◆ **TASK OBJECTIVE**
Collect each line of the entries that holds the string "Risk".
** start GIVEN INFORMATION **
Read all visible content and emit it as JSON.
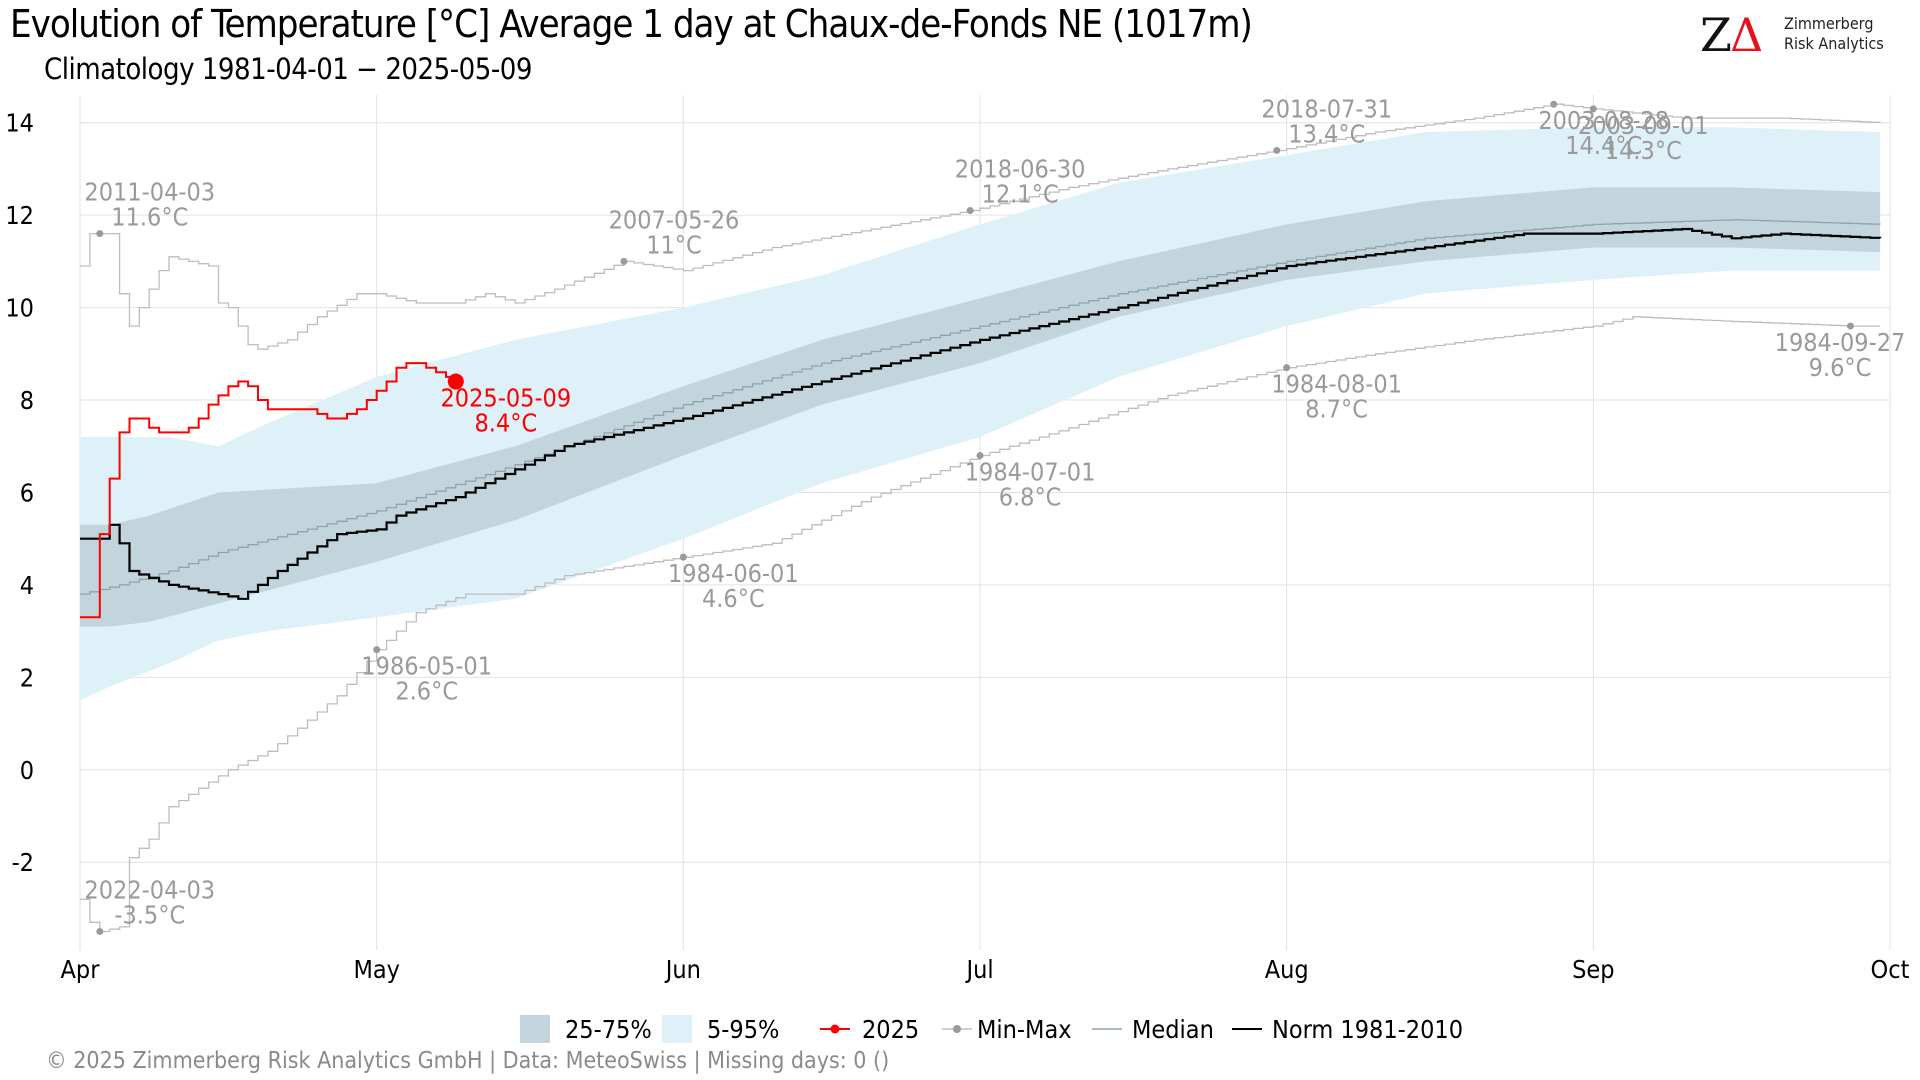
{
  "title": "Evolution of Temperature [°C] Average 1 day at Chaux-de-Fonds  NE (1017m)",
  "subtitle": "Climatology 1981-04-01 − 2025-05-09",
  "logo": {
    "mark_z": "Z",
    "mark_delta": "Δ",
    "line1": "Zimmerberg",
    "line2": "Risk Analytics"
  },
  "caption": "©  2025 Zimmerberg Risk Analytics GmbH | Data: MeteoSwiss | Missing days: 0 ()",
  "colors": {
    "band_25_75": "#c3d5dc",
    "band_5_95": "#dff1f8",
    "year_2025": "#ff0000",
    "min_max": "#bdbdbd",
    "min_max_point": "#9a9a9a",
    "median": "#8fa3ad",
    "norm": "#000000",
    "annotation": "#9a9a9a"
  },
  "legend": [
    {
      "label": "25-75%",
      "kind": "band_25_75"
    },
    {
      "label": "5-95%",
      "kind": "band_5_95"
    },
    {
      "label": "2025",
      "kind": "year_2025"
    },
    {
      "label": "Min-Max",
      "kind": "min_max"
    },
    {
      "label": "Median",
      "kind": "median"
    },
    {
      "label": "Norm 1981-2010",
      "kind": "norm"
    }
  ],
  "chart_data": {
    "type": "line",
    "title": "Evolution of Temperature [°C] Average 1 day at Chaux-de-Fonds  NE (1017m)",
    "subtitle": "Climatology 1981-04-01 − 2025-05-09",
    "xlabel": "",
    "ylabel": "",
    "xlim": [
      "2025-04-01",
      "2025-10-01"
    ],
    "ylim": [
      -3.9,
      14.6
    ],
    "x_ticks": [
      {
        "date": "2025-04-01",
        "label": "Apr"
      },
      {
        "date": "2025-05-01",
        "label": "May"
      },
      {
        "date": "2025-06-01",
        "label": "Jun"
      },
      {
        "date": "2025-07-01",
        "label": "Jul"
      },
      {
        "date": "2025-08-01",
        "label": "Aug"
      },
      {
        "date": "2025-09-01",
        "label": "Sep"
      },
      {
        "date": "2025-10-01",
        "label": "Oct"
      }
    ],
    "y_ticks": [
      -2,
      0,
      2,
      4,
      6,
      8,
      10,
      12,
      14
    ],
    "grid": true,
    "legend_position": "bottom",
    "bands": [
      {
        "name": "5-95%",
        "points": [
          [
            "2025-04-01",
            1.5,
            7.2
          ],
          [
            "2025-04-04",
            1.8,
            7.2
          ],
          [
            "2025-04-10",
            2.3,
            7.2
          ],
          [
            "2025-04-15",
            2.8,
            7.0
          ],
          [
            "2025-04-20",
            3.0,
            7.5
          ],
          [
            "2025-05-01",
            3.3,
            8.5
          ],
          [
            "2025-05-15",
            3.7,
            9.3
          ],
          [
            "2025-06-01",
            5.0,
            10.0
          ],
          [
            "2025-06-15",
            6.2,
            10.7
          ],
          [
            "2025-07-01",
            7.2,
            11.8
          ],
          [
            "2025-07-15",
            8.5,
            12.7
          ],
          [
            "2025-08-01",
            9.6,
            13.3
          ],
          [
            "2025-08-15",
            10.3,
            13.8
          ],
          [
            "2025-09-01",
            10.6,
            13.9
          ],
          [
            "2025-09-15",
            10.8,
            13.9
          ],
          [
            "2025-09-30",
            10.8,
            13.8
          ]
        ]
      },
      {
        "name": "25-75%",
        "points": [
          [
            "2025-04-01",
            3.1,
            5.3
          ],
          [
            "2025-04-04",
            3.1,
            5.3
          ],
          [
            "2025-04-08",
            3.2,
            5.5
          ],
          [
            "2025-04-15",
            3.6,
            6.0
          ],
          [
            "2025-05-01",
            4.5,
            6.2
          ],
          [
            "2025-05-15",
            5.4,
            7.0
          ],
          [
            "2025-06-01",
            6.8,
            8.3
          ],
          [
            "2025-06-15",
            7.9,
            9.3
          ],
          [
            "2025-07-01",
            8.8,
            10.2
          ],
          [
            "2025-07-15",
            9.8,
            11.0
          ],
          [
            "2025-08-01",
            10.6,
            11.8
          ],
          [
            "2025-08-15",
            11.0,
            12.3
          ],
          [
            "2025-09-01",
            11.3,
            12.6
          ],
          [
            "2025-09-15",
            11.3,
            12.6
          ],
          [
            "2025-09-30",
            11.2,
            12.5
          ]
        ]
      }
    ],
    "series": [
      {
        "name": "2025",
        "kind": "year_2025",
        "points": [
          [
            "2025-04-01",
            3.3
          ],
          [
            "2025-04-02",
            3.3
          ],
          [
            "2025-04-03",
            5.1
          ],
          [
            "2025-04-04",
            6.3
          ],
          [
            "2025-04-05",
            7.3
          ],
          [
            "2025-04-06",
            7.6
          ],
          [
            "2025-04-07",
            7.6
          ],
          [
            "2025-04-08",
            7.4
          ],
          [
            "2025-04-09",
            7.3
          ],
          [
            "2025-04-10",
            7.3
          ],
          [
            "2025-04-11",
            7.3
          ],
          [
            "2025-04-12",
            7.4
          ],
          [
            "2025-04-13",
            7.6
          ],
          [
            "2025-04-14",
            7.9
          ],
          [
            "2025-04-15",
            8.1
          ],
          [
            "2025-04-16",
            8.3
          ],
          [
            "2025-04-17",
            8.4
          ],
          [
            "2025-04-18",
            8.3
          ],
          [
            "2025-04-19",
            8.0
          ],
          [
            "2025-04-20",
            7.8
          ],
          [
            "2025-04-21",
            7.8
          ],
          [
            "2025-04-22",
            7.8
          ],
          [
            "2025-04-23",
            7.8
          ],
          [
            "2025-04-24",
            7.8
          ],
          [
            "2025-04-25",
            7.7
          ],
          [
            "2025-04-26",
            7.6
          ],
          [
            "2025-04-27",
            7.6
          ],
          [
            "2025-04-28",
            7.7
          ],
          [
            "2025-04-29",
            7.8
          ],
          [
            "2025-04-30",
            8.0
          ],
          [
            "2025-05-01",
            8.2
          ],
          [
            "2025-05-02",
            8.4
          ],
          [
            "2025-05-03",
            8.7
          ],
          [
            "2025-05-04",
            8.8
          ],
          [
            "2025-05-05",
            8.8
          ],
          [
            "2025-05-06",
            8.7
          ],
          [
            "2025-05-07",
            8.6
          ],
          [
            "2025-05-08",
            8.5
          ],
          [
            "2025-05-09",
            8.4
          ]
        ]
      },
      {
        "name": "Norm 1981-2010",
        "kind": "norm",
        "points": [
          [
            "2025-04-01",
            5.0
          ],
          [
            "2025-04-03",
            5.0
          ],
          [
            "2025-04-04",
            5.3
          ],
          [
            "2025-04-05",
            4.9
          ],
          [
            "2025-04-06",
            4.3
          ],
          [
            "2025-04-10",
            4.0
          ],
          [
            "2025-04-15",
            3.8
          ],
          [
            "2025-04-17",
            3.7
          ],
          [
            "2025-04-19",
            4.0
          ],
          [
            "2025-04-21",
            4.3
          ],
          [
            "2025-04-24",
            4.7
          ],
          [
            "2025-04-27",
            5.1
          ],
          [
            "2025-05-01",
            5.2
          ],
          [
            "2025-05-03",
            5.5
          ],
          [
            "2025-05-06",
            5.7
          ],
          [
            "2025-05-09",
            5.9
          ],
          [
            "2025-05-15",
            6.5
          ],
          [
            "2025-05-20",
            7.0
          ],
          [
            "2025-06-01",
            7.6
          ],
          [
            "2025-06-15",
            8.4
          ],
          [
            "2025-07-01",
            9.3
          ],
          [
            "2025-07-15",
            10.0
          ],
          [
            "2025-08-01",
            10.9
          ],
          [
            "2025-08-15",
            11.3
          ],
          [
            "2025-08-25",
            11.6
          ],
          [
            "2025-09-01",
            11.6
          ],
          [
            "2025-09-10",
            11.7
          ],
          [
            "2025-09-15",
            11.5
          ],
          [
            "2025-09-20",
            11.6
          ],
          [
            "2025-09-30",
            11.5
          ]
        ]
      },
      {
        "name": "Median",
        "kind": "median",
        "points": [
          [
            "2025-04-01",
            3.8
          ],
          [
            "2025-04-05",
            4.0
          ],
          [
            "2025-04-10",
            4.3
          ],
          [
            "2025-04-15",
            4.7
          ],
          [
            "2025-05-01",
            5.6
          ],
          [
            "2025-05-15",
            6.6
          ],
          [
            "2025-06-01",
            7.9
          ],
          [
            "2025-06-15",
            8.8
          ],
          [
            "2025-07-01",
            9.6
          ],
          [
            "2025-07-15",
            10.3
          ],
          [
            "2025-08-01",
            11.0
          ],
          [
            "2025-08-15",
            11.5
          ],
          [
            "2025-09-01",
            11.8
          ],
          [
            "2025-09-15",
            11.9
          ],
          [
            "2025-09-30",
            11.8
          ]
        ]
      },
      {
        "name": "Max",
        "kind": "min_max",
        "points": [
          [
            "2025-04-01",
            10.9
          ],
          [
            "2025-04-02",
            11.6
          ],
          [
            "2025-04-04",
            11.6
          ],
          [
            "2025-04-05",
            10.3
          ],
          [
            "2025-04-06",
            9.6
          ],
          [
            "2025-04-07",
            10.0
          ],
          [
            "2025-04-08",
            10.4
          ],
          [
            "2025-04-09",
            10.8
          ],
          [
            "2025-04-10",
            11.1
          ],
          [
            "2025-04-14",
            10.9
          ],
          [
            "2025-04-15",
            10.1
          ],
          [
            "2025-04-16",
            10.0
          ],
          [
            "2025-04-17",
            9.6
          ],
          [
            "2025-04-18",
            9.2
          ],
          [
            "2025-04-19",
            9.1
          ],
          [
            "2025-04-22",
            9.3
          ],
          [
            "2025-04-25",
            9.8
          ],
          [
            "2025-04-29",
            10.3
          ],
          [
            "2025-05-01",
            10.3
          ],
          [
            "2025-05-05",
            10.1
          ],
          [
            "2025-05-09",
            10.1
          ],
          [
            "2025-05-12",
            10.3
          ],
          [
            "2025-05-15",
            10.1
          ],
          [
            "2025-05-19",
            10.4
          ],
          [
            "2025-05-26",
            11.0
          ],
          [
            "2025-06-01",
            10.8
          ],
          [
            "2025-06-10",
            11.3
          ],
          [
            "2025-06-20",
            11.7
          ],
          [
            "2025-06-30",
            12.1
          ],
          [
            "2025-07-10",
            12.6
          ],
          [
            "2025-07-20",
            13.0
          ],
          [
            "2025-07-31",
            13.4
          ],
          [
            "2025-08-10",
            13.8
          ],
          [
            "2025-08-20",
            14.1
          ],
          [
            "2025-08-28",
            14.4
          ],
          [
            "2025-09-01",
            14.3
          ],
          [
            "2025-09-10",
            14.1
          ],
          [
            "2025-09-20",
            14.1
          ],
          [
            "2025-09-30",
            14.0
          ]
        ]
      },
      {
        "name": "Min",
        "kind": "min_max",
        "points": [
          [
            "2025-04-01",
            -2.8
          ],
          [
            "2025-04-02",
            -3.3
          ],
          [
            "2025-04-03",
            -3.5
          ],
          [
            "2025-04-05",
            -3.4
          ],
          [
            "2025-04-06",
            -1.9
          ],
          [
            "2025-04-08",
            -1.5
          ],
          [
            "2025-04-10",
            -0.8
          ],
          [
            "2025-04-13",
            -0.4
          ],
          [
            "2025-04-16",
            0.0
          ],
          [
            "2025-04-20",
            0.4
          ],
          [
            "2025-04-23",
            0.9
          ],
          [
            "2025-04-27",
            1.6
          ],
          [
            "2025-05-01",
            2.6
          ],
          [
            "2025-05-05",
            3.4
          ],
          [
            "2025-05-10",
            3.8
          ],
          [
            "2025-05-15",
            3.8
          ],
          [
            "2025-05-20",
            4.2
          ],
          [
            "2025-06-01",
            4.6
          ],
          [
            "2025-06-10",
            4.9
          ],
          [
            "2025-06-20",
            5.9
          ],
          [
            "2025-07-01",
            6.8
          ],
          [
            "2025-07-10",
            7.4
          ],
          [
            "2025-07-20",
            8.1
          ],
          [
            "2025-08-01",
            8.7
          ],
          [
            "2025-08-10",
            9.0
          ],
          [
            "2025-08-20",
            9.3
          ],
          [
            "2025-09-01",
            9.6
          ],
          [
            "2025-09-05",
            9.8
          ],
          [
            "2025-09-15",
            9.7
          ],
          [
            "2025-09-27",
            9.6
          ],
          [
            "2025-09-30",
            9.6
          ]
        ]
      }
    ],
    "annotations": [
      {
        "date": "2025-04-03",
        "value": 11.6,
        "label_date": "2011-04-03",
        "label_value": "11.6°C",
        "position": "above",
        "color": "annotation"
      },
      {
        "date": "2025-04-03",
        "value": -3.5,
        "label_date": "2022-04-03",
        "label_value": "-3.5°C",
        "position": "above",
        "color": "annotation"
      },
      {
        "date": "2025-05-01",
        "value": 2.6,
        "label_date": "1986-05-01",
        "label_value": "2.6°C",
        "position": "below",
        "color": "annotation"
      },
      {
        "date": "2025-05-26",
        "value": 11.0,
        "label_date": "2007-05-26",
        "label_value": "11°C",
        "position": "above",
        "color": "annotation"
      },
      {
        "date": "2025-06-01",
        "value": 4.6,
        "label_date": "1984-06-01",
        "label_value": "4.6°C",
        "position": "below",
        "color": "annotation"
      },
      {
        "date": "2025-06-30",
        "value": 12.1,
        "label_date": "2018-06-30",
        "label_value": "12.1°C",
        "position": "above",
        "color": "annotation"
      },
      {
        "date": "2025-07-01",
        "value": 6.8,
        "label_date": "1984-07-01",
        "label_value": "6.8°C",
        "position": "below",
        "color": "annotation"
      },
      {
        "date": "2025-07-31",
        "value": 13.4,
        "label_date": "2018-07-31",
        "label_value": "13.4°C",
        "position": "above",
        "color": "annotation"
      },
      {
        "date": "2025-08-01",
        "value": 8.7,
        "label_date": "1984-08-01",
        "label_value": "8.7°C",
        "position": "below",
        "color": "annotation"
      },
      {
        "date": "2025-08-28",
        "value": 14.4,
        "label_date": "2003-08-28",
        "label_value": "14.4°C",
        "position": "below",
        "color": "annotation"
      },
      {
        "date": "2025-09-01",
        "value": 14.3,
        "label_date": "2003-09-01",
        "label_value": "14.3°C",
        "position": "below",
        "color": "annotation"
      },
      {
        "date": "2025-09-27",
        "value": 9.6,
        "label_date": "1984-09-27",
        "label_value": "9.6°C",
        "position": "below",
        "color": "annotation"
      },
      {
        "date": "2025-05-09",
        "value": 8.4,
        "label_date": "2025-05-09",
        "label_value": "8.4°C",
        "position": "below",
        "color": "year_2025"
      }
    ]
  }
}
** end GIVEN INFORMATION **
◆ **SOLUTION FOR THIS TASK**
    "line2": "Risk Analytics"
  "caption": "©  2025 Zimmerberg Risk Analytics GmbH | Data: MeteoSwiss | Missing days: 0 ()",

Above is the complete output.